#### [Extract]
I’ve found myself explaining IRQL a lot lately, sometimes to people who want to know because they’re trying to write Windows drivers and sometimes to people who are accustomed to Linux or some other variant of Unix and they want to know why something like IRQL is required within Windows when those systems so clearly get by without it.

Penny Orwick covered this topic before, in the following two papers, with a lot of help from me and some others:

www.microsoft.com/whdc/driver/kernel/irql.mspx

www.microsoft.com/whdc/driver/kernel/locks.mspx

I’ll try to do it a little more briefly here.

Computers have many things within them that can interrupt a processor.  These include timers, I/O devices, other processors, internal processor performance counters, etc.  All processors have an instruction for disabling interrupts, somehow, but that instruction (cli in x64 processors) isn’t selective about which interrupts it disables.

The people who built DEC’s VMS operating system also helped design the processors that DEC used, and many of them came to Microsoft and designed Windows NT, which was the basis for modern versions of Windows, including Windows XP and Windows 7.  These guys wanted a way to disable (very quickly) just some of the interrupts in the system.  They considered it useful to hold off interrupts from some sources while servicing interrupts from other sources.

#### [Instructions for the task]
In the IRQL explanation, which instruction disables interrupts on x64 processors?

#### [Rows]
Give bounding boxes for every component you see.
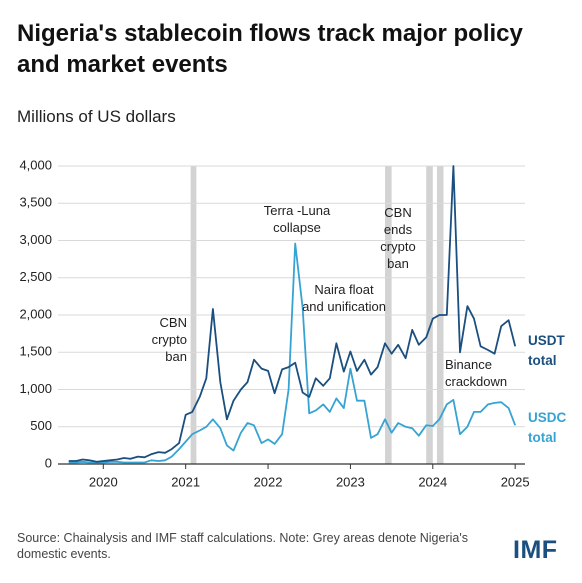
y-tick-label: 3,000 — [19, 232, 52, 247]
chart-subtitle: Millions of US dollars — [17, 107, 176, 126]
x-tick-label: 2024 — [418, 474, 447, 489]
series-line — [68, 242, 517, 464]
x-tick-label: 2021 — [171, 474, 200, 489]
annotation: CBN crypto ban — [151, 315, 187, 364]
annotation: Terra -Luna collapse — [263, 203, 331, 235]
series-line — [68, 165, 517, 463]
logo: IMF — [513, 536, 558, 564]
y-tick-label: 4,000 — [19, 157, 52, 172]
y-tick-label: 3,500 — [19, 195, 52, 210]
annotation: Binance crackdown — [445, 357, 508, 389]
y-tick-label: 0 — [45, 455, 52, 470]
series-label: USDC total — [528, 410, 567, 445]
y-tick-label: 2,000 — [19, 306, 52, 321]
x-tick-label: 2025 — [501, 474, 530, 489]
x-tick-label: 2022 — [254, 474, 283, 489]
y-tick-label: 2,500 — [19, 269, 52, 284]
annotation: Naira float and unification — [302, 282, 386, 314]
annotation: CBN ends crypto ban — [380, 205, 416, 271]
source-note: Source: Chainalysis and IMF staff calcul… — [17, 531, 468, 561]
y-tick-label: 1,500 — [19, 344, 52, 359]
series-label: USDT total — [528, 333, 565, 368]
x-tick-label: 2023 — [336, 474, 365, 489]
y-tick-label: 500 — [30, 418, 52, 433]
x-tick-label: 2020 — [89, 474, 118, 489]
y-tick-label: 1,000 — [19, 381, 52, 396]
chart-title: Nigeria's stablecoin flows track major p… — [17, 20, 523, 78]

#### [The response]
cli